- [Exercise input]:
----
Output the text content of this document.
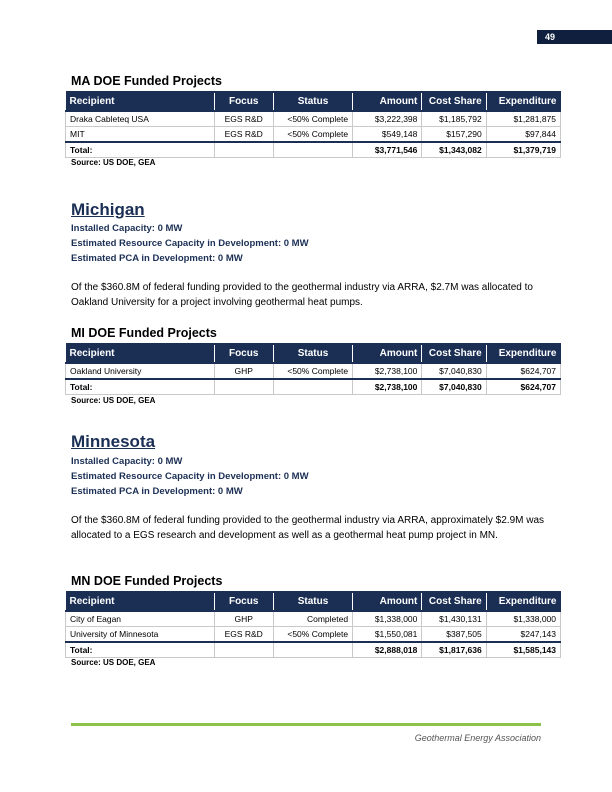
49
MA DOE Funded Projects
Recipient	Focus	Status	Amount	Cost Share	Expenditure
Draka Cableteq USA	EGS R&D	<50% Complete	$3,222,398	$1,185,792	$1,281,875
MIT	EGS R&D	<50% Complete	$549,148	$157,290	$97,844
Total:			$3,771,546	$1,343,082	$1,379,719
Source: US DOE, GEA
Michigan
Installed Capacity: 0 MW
Estimated Resource Capacity in Development: 0 MW
Estimated PCA in Development: 0 MW
Of the $360.8M of federal funding provided to the geothermal industry via ARRA, $2.7M was allocated to Oakland University for a project involving geothermal heat pumps.
MI DOE Funded Projects
Recipient	Focus	Status	Amount	Cost Share	Expenditure
Oakland University	GHP	<50% Complete	$2,738,100	$7,040,830	$624,707
Total:			$2,738,100	$7,040,830	$624,707
Source: US DOE, GEA
Minnesota
Installed Capacity: 0 MW
Estimated Resource Capacity in Development: 0 MW
Estimated PCA in Development: 0 MW
Of the $360.8M of federal funding provided to the geothermal industry via ARRA, approximately $2.9M was allocated to a EGS research and development as well as a geothermal heat pump project in MN.
MN DOE Funded Projects
Recipient	Focus	Status	Amount	Cost Share	Expenditure
City of Eagan	GHP	Completed	$1,338,000	$1,430,131	$1,338,000
University of Minnesota	EGS R&D	<50% Complete	$1,550,081	$387,505	$247,143
Total:			$2,888,018	$1,817,636	$1,585,143
Source: US DOE, GEA
Geothermal Energy Association
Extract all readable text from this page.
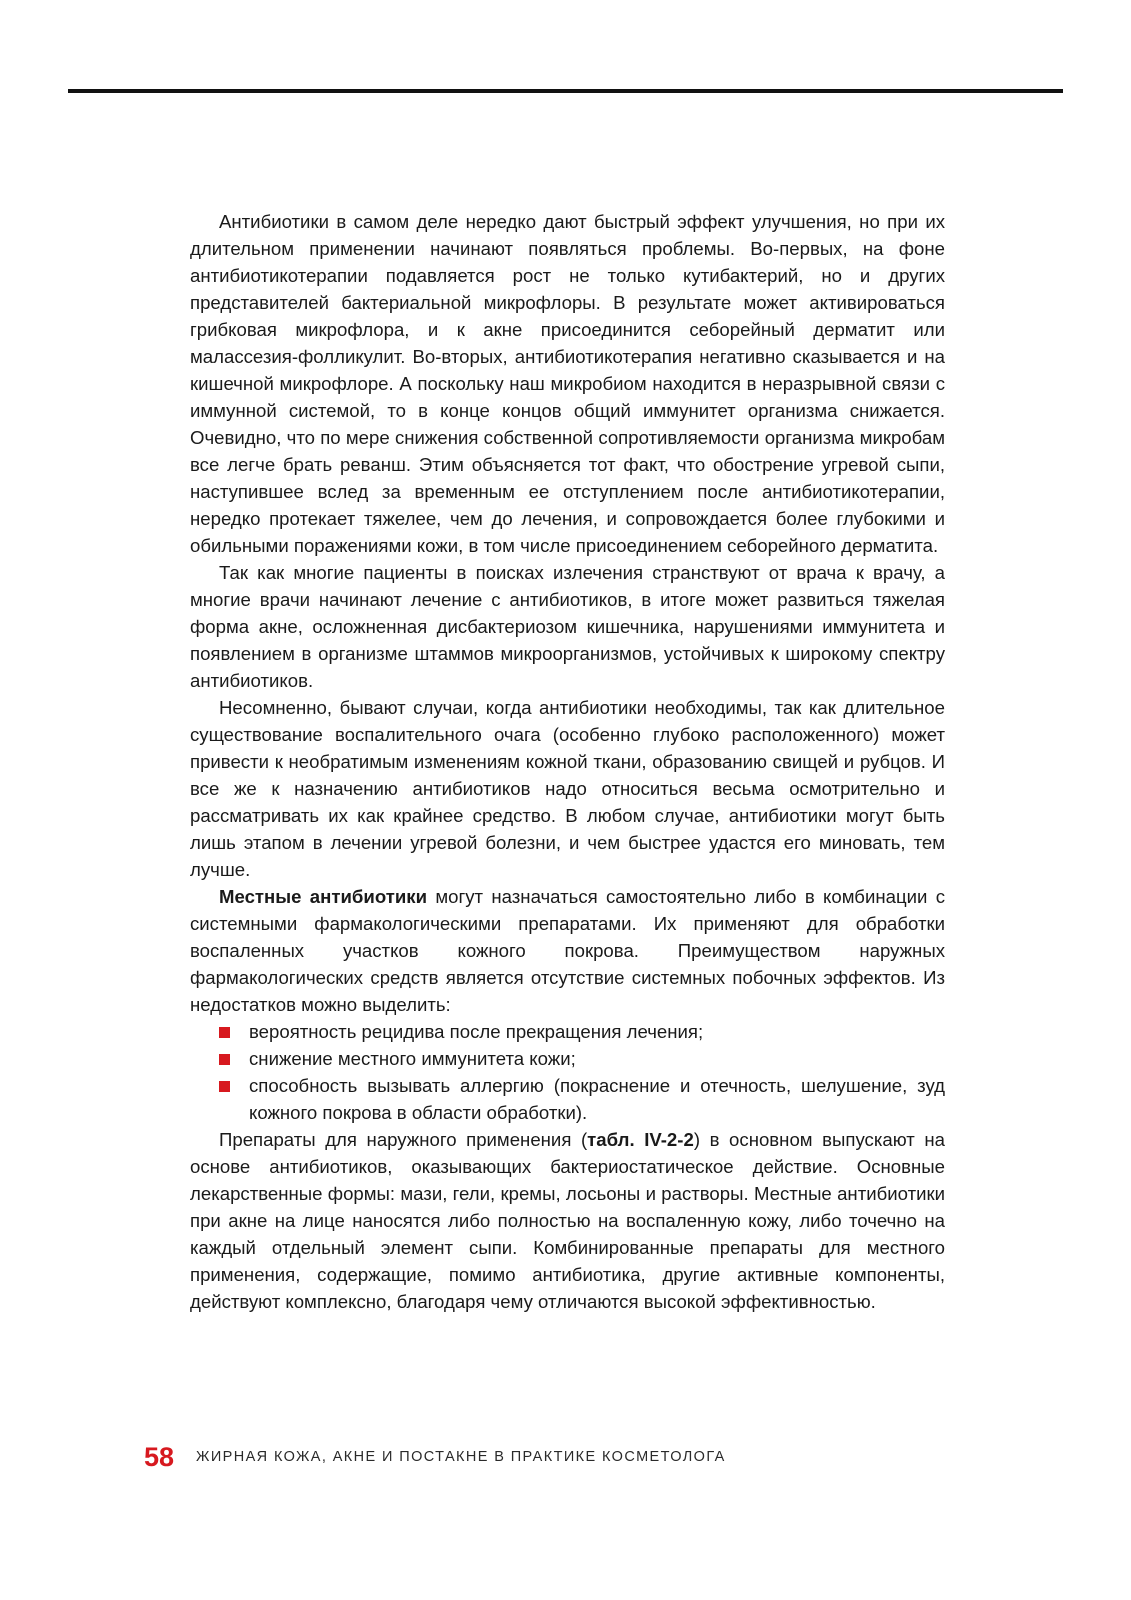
Антибиотики в самом деле нередко дают быстрый эффект улучшения, но при их длительном применении начинают появляться проблемы. Во-первых, на фоне антибиотикотерапии подавляется рост не только кутибактерий, но и других представителей бактериальной микрофлоры. В результате может активироваться грибковая микрофлора, и к акне присоединится себорейный дерматит или малассезия-фолликулит. Во-вторых, антибиотикотерапия негативно сказывается и на кишечной микрофлоре. А поскольку наш микробиом находится в неразрывной связи с иммунной системой, то в конце концов общий иммунитет организма снижается. Очевидно, что по мере снижения собственной сопротивляемости организма микробам все легче брать реванш. Этим объясняется тот факт, что обострение угревой сыпи, наступившее вслед за временным ее отступлением после антибиотикотерапии, нередко протекает тяжелее, чем до лечения, и сопровождается более глубокими и обильными поражениями кожи, в том числе присоединением себорейного дерматита.

Так как многие пациенты в поисках излечения странствуют от врача к врачу, а многие врачи начинают лечение с антибиотиков, в итоге может развиться тяжелая форма акне, осложненная дисбактериозом кишечника, нарушениями иммунитета и появлением в организме штаммов микроорганизмов, устойчивых к широкому спектру антибиотиков.

Несомненно, бывают случаи, когда антибиотики необходимы, так как длительное существование воспалительного очага (особенно глубоко расположенного) может привести к необратимым изменениям кожной ткани, образованию свищей и рубцов. И все же к назначению антибиотиков надо относиться весьма осмотрительно и рассматривать их как крайнее средство. В любом случае, антибиотики могут быть лишь этапом в лечении угревой болезни, и чем быстрее удастся его миновать, тем лучше.

Местные антибиотики могут назначаться самостоятельно либо в комбинации с системными фармакологическими препаратами. Их применяют для обработки воспаленных участков кожного покрова. Преимуществом наружных фармакологических средств является отсутствие системных побочных эффектов. Из недостатков можно выделить:

вероятность рецидива после прекращения лечения;
снижение местного иммунитета кожи;
способность вызывать аллергию (покраснение и отечность, шелушение, зуд кожного покрова в области обработки).

Препараты для наружного применения (табл. IV-2-2) в основном выпускают на основе антибиотиков, оказывающих бактериостатическое действие. Основные лекарственные формы: мази, гели, кремы, лосьоны и растворы. Местные антибиотики при акне на лице наносятся либо полностью на воспаленную кожу, либо точечно на каждый отдельный элемент сыпи. Комбинированные препараты для местного применения, содержащие, помимо антибиотика, другие активные компоненты, действуют комплексно, благодаря чему отличаются высокой эффективностью.

58 ЖИРНАЯ КОЖА, АКНЕ И ПОСТАКНЕ В ПРАКТИКЕ КОСМЕТОЛОГА
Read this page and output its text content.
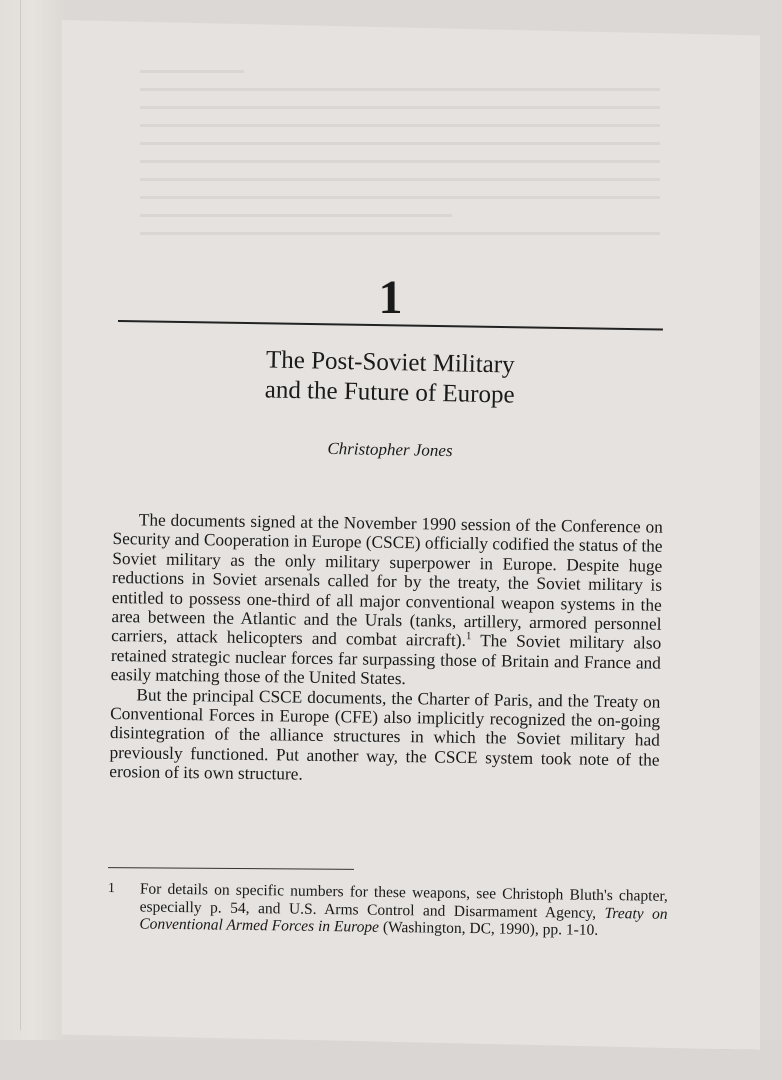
1
The Post-Soviet Military
and the Future of Europe
Christopher Jones

The documents signed at the November 1990 session of the Conference on Security and Cooperation in Europe (CSCE) officially codified the status of the Soviet military as the only military superpower in Europe. Despite huge reductions in Soviet arsenals called for by the treaty, the Soviet military is entitled to possess one-third of all major conventional weapon systems in the area between the Atlantic and the Urals (tanks, artillery, armored personnel carriers, attack helicopters and combat aircraft).$^1$ The Soviet military also retained strategic nuclear forces far surpassing those of Britain and France and easily matching those of the United States.

But the principal CSCE documents, the Charter of Paris, and the Treaty on Conventional Forces in Europe (CFE) also implicitly recognized the on-going disintegration of the alliance structures in which the Soviet military had previously functioned. Put another way, the CSCE system took note of the erosion of its own structure.

1	For details on specific numbers for these weapons, see Christoph Bluth's chapter, especially p. 54, and U.S. Arms Control and Disarmament Agency, Treaty on Conventional Armed Forces in Europe (Washington, DC, 1990), pp. 1-10.
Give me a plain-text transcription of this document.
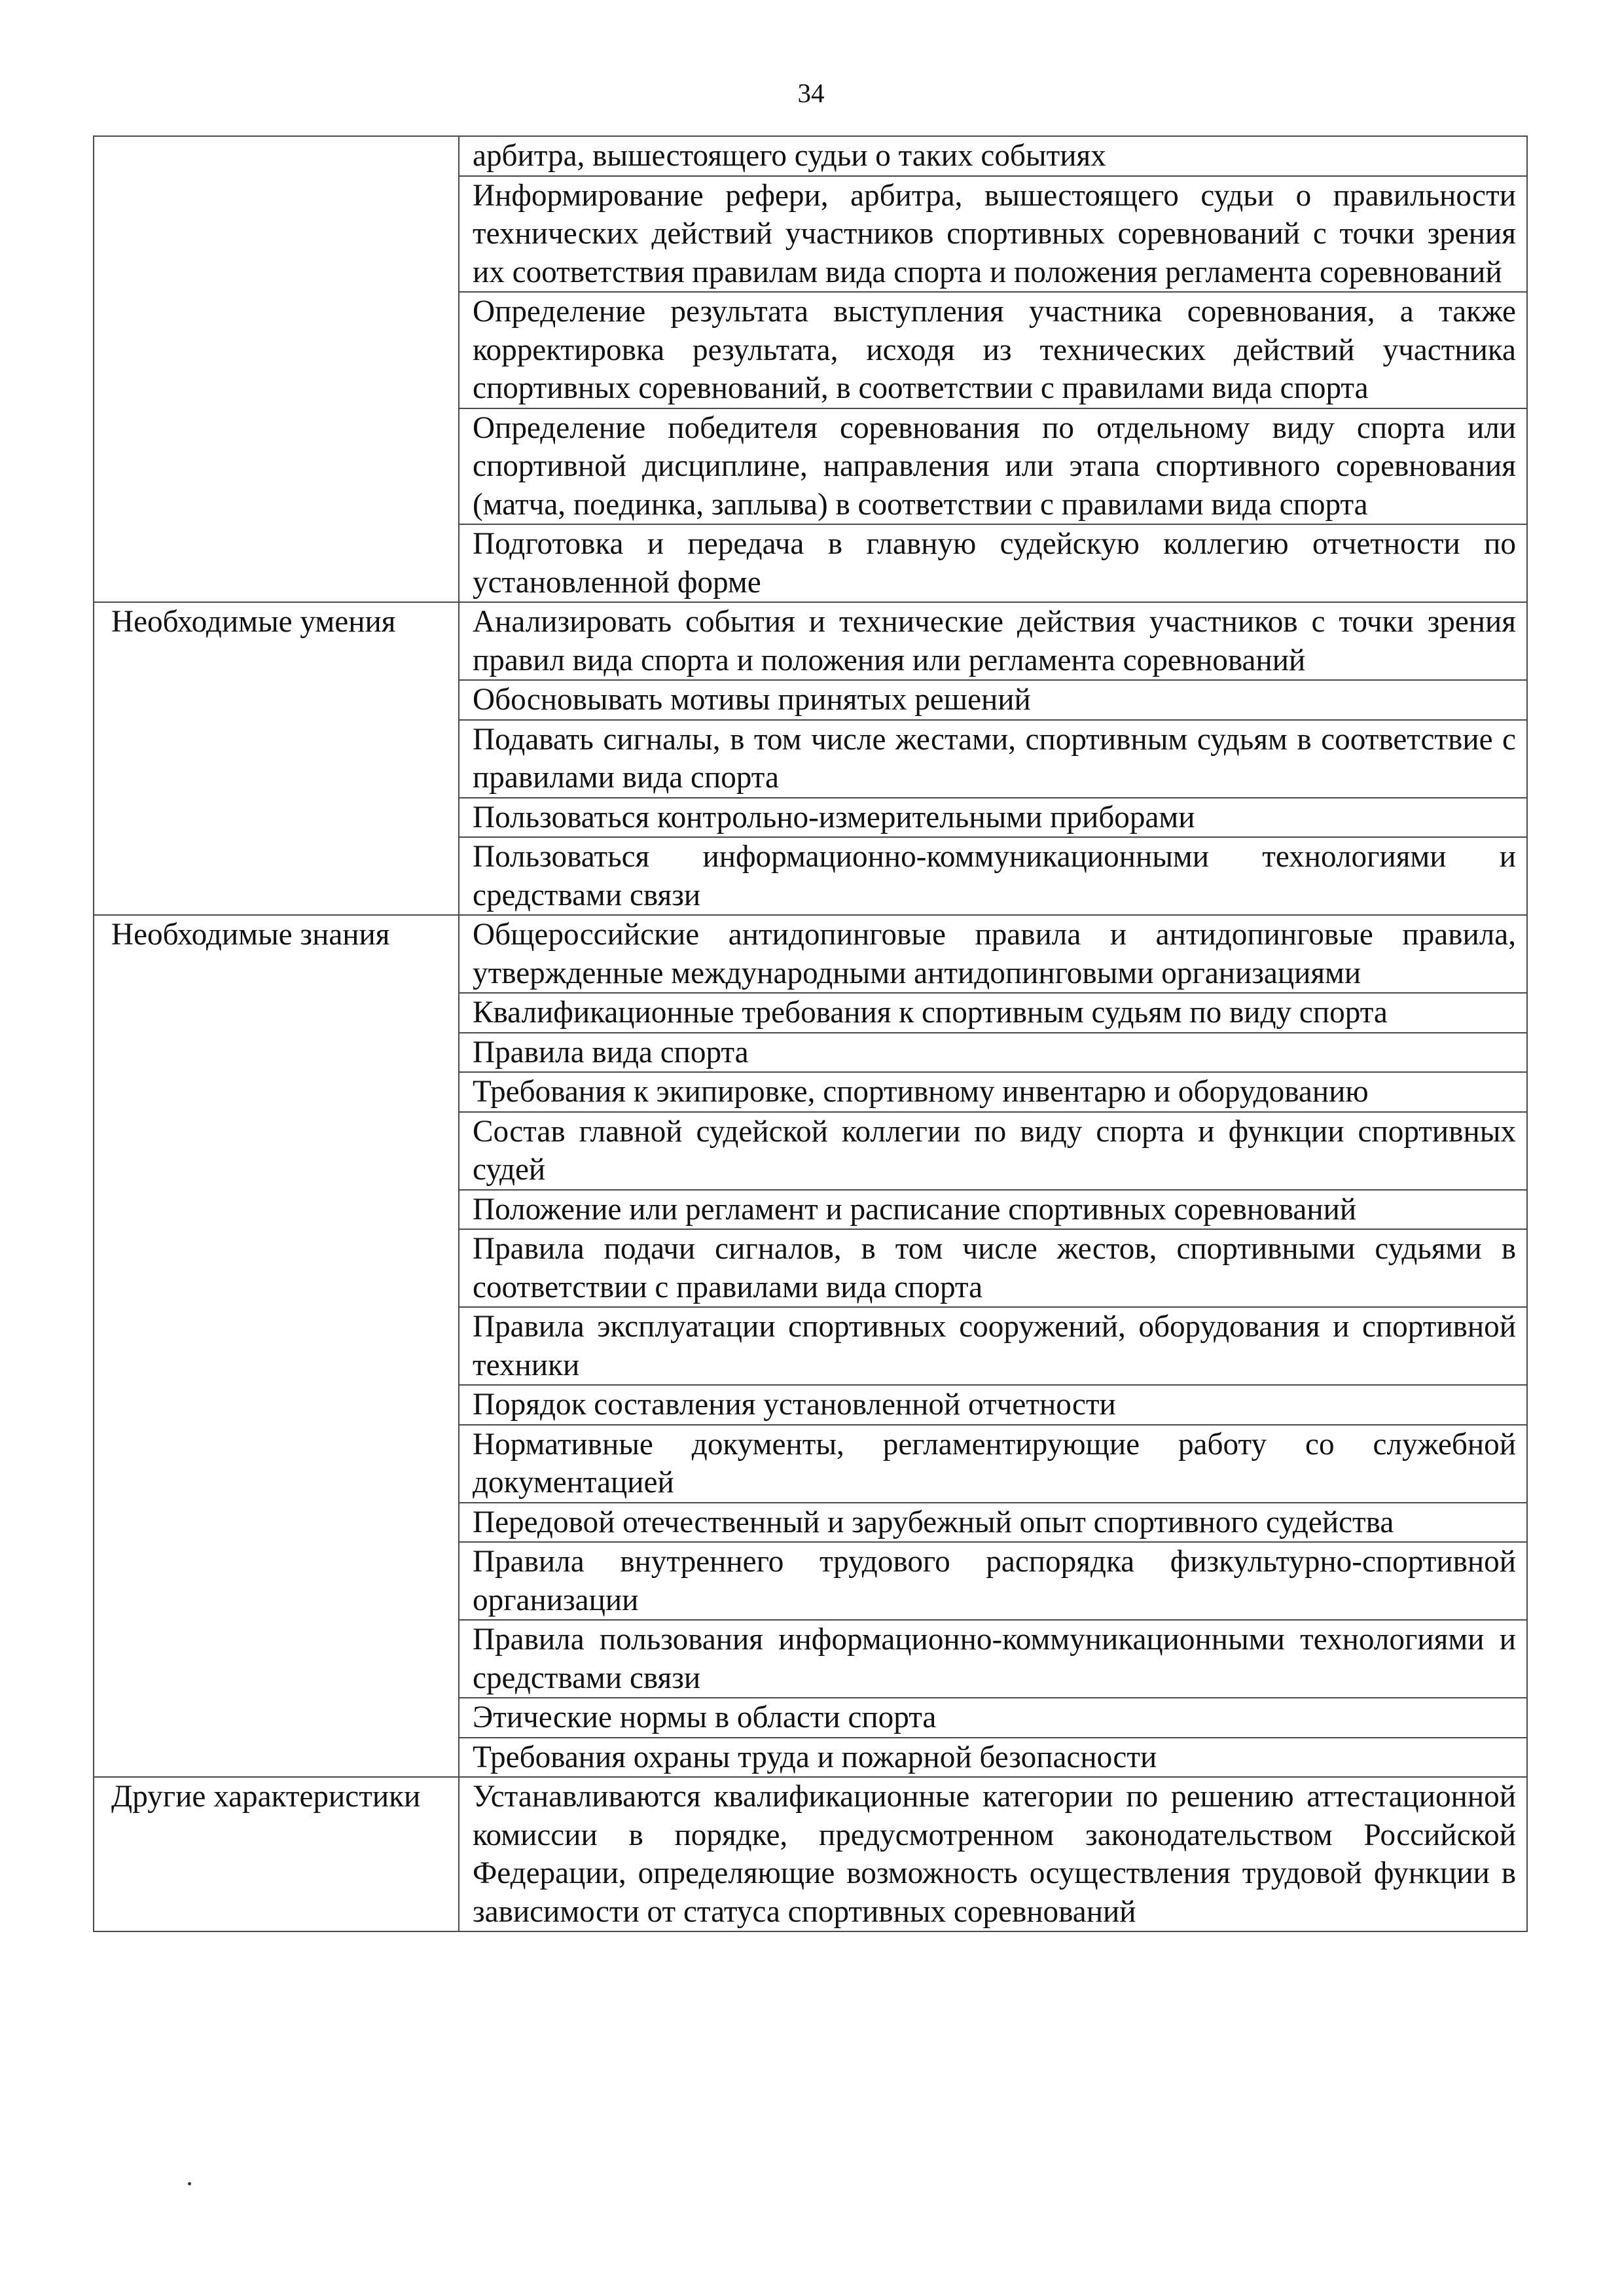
34
	арбитра, вышестоящего судьи о таких событиях
	Информирование рефери, арбитра, вышестоящего судьи о правильности технических действий участников спортивных соревнований с точки зрения их соответствия правилам вида спорта и положения регламента соревнований
	Определение результата выступления участника соревнования, а также корректировка результата, исходя из технических действий участника спортивных соревнований, в соответствии с правилами вида спорта
	Определение победителя соревнования по отдельному виду спорта или спортивной дисциплине, направления или этапа спортивного соревнования (матча, поединка, заплыва) в соответствии с правилами вида спорта
	Подготовка и передача в главную судейскую коллегию отчетности по установленной форме
Необходимые умения	Анализировать события и технические действия участников с точки зрения правил вида спорта и положения или регламента соревнований
	Обосновывать мотивы принятых решений
	Подавать сигналы, в том числе жестами, спортивным судьям в соответствие с правилами вида спорта
	Пользоваться контрольно-измерительными приборами
	Пользоваться информационно-коммуникационными технологиями и средствами связи
Необходимые знания	Общероссийские антидопинговые правила и антидопинговые правила, утвержденные международными антидопинговыми организациями
	Квалификационные требования к спортивным судьям по виду спорта
	Правила вида спорта
	Требования к экипировке, спортивному инвентарю и оборудованию
	Состав главной судейской коллегии по виду спорта и функции спортивных судей
	Положение или регламент и расписание спортивных соревнований
	Правила подачи сигналов, в том числе жестов, спортивными судьями в соответствии с правилами вида спорта
	Правила эксплуатации спортивных сооружений, оборудования и спортивной техники
	Порядок составления установленной отчетности
	Нормативные документы, регламентирующие работу со служебной документацией
	Передовой отечественный и зарубежный опыт спортивного судейства
	Правила внутреннего трудового распорядка физкультурно-спортивной организации
	Правила пользования информационно-коммуникационными технологиями и средствами связи
	Этические нормы в области спорта
	Требования охраны труда и пожарной безопасности
Другие характеристики	Устанавливаются квалификационные категории по решению аттестационной комиссии в порядке, предусмотренном законодательством Российской Федерации, определяющие возможность осуществления трудовой функции в зависимости от статуса спортивных соревнований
----
- [What is required]:
Which lines contain the word "покрова"? Return each of them.

- [Complete output]:
Местные антибиотики могут назначаться самостоятельно либо в комбинации с системными фармакологическими препаратами. Их применяют для обработки воспаленных участков кожного покрова. Преимуществом наружных фармакологических средств является отсутствие системных побочных эффектов. Из недостатков можно выделить:
способность вызывать аллергию (покраснение и отечность, шелушение, зуд кожного покрова в области обработки).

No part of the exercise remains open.